What to do: Copy out each line in the material below that has the word "ProRealTime".

(Extracted data entries)
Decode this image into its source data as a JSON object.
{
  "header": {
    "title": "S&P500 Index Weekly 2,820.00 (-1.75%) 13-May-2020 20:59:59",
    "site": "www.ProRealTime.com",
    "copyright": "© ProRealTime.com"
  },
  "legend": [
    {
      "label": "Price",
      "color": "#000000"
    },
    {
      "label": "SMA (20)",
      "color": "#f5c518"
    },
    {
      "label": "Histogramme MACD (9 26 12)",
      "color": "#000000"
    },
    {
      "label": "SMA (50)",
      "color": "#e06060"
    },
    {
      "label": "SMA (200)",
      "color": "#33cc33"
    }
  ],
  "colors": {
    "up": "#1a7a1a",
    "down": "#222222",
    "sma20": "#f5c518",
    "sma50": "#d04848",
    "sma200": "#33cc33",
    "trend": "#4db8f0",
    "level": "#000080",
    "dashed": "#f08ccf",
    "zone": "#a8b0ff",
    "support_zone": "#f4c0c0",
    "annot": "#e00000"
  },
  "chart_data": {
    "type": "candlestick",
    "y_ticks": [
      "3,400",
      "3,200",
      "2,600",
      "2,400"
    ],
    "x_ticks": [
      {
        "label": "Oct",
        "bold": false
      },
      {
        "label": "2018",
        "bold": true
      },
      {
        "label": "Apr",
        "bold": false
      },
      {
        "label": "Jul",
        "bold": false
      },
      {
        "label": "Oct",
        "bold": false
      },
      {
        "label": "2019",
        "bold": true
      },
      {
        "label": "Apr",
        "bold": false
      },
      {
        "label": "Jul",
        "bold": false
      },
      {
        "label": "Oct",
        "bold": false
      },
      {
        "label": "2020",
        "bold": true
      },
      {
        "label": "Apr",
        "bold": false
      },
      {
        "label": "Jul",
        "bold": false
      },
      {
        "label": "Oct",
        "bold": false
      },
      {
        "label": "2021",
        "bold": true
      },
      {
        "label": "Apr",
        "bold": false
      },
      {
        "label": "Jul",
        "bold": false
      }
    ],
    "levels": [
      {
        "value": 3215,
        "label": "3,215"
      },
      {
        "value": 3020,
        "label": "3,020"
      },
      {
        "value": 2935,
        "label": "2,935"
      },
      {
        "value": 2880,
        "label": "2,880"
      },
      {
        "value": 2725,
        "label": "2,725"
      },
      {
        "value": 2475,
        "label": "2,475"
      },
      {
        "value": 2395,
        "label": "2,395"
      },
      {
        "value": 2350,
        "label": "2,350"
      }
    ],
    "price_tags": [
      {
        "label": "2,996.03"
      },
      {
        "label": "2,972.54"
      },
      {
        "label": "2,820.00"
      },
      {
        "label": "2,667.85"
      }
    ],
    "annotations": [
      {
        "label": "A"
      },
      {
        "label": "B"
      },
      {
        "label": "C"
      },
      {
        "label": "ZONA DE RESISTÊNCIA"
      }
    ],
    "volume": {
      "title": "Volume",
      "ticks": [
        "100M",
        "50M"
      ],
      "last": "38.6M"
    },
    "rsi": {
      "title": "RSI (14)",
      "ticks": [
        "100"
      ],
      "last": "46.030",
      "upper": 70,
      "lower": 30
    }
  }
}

Correct response:
    "site": "www.ProRealTime.com",
    "copyright": "© ProRealTime.com"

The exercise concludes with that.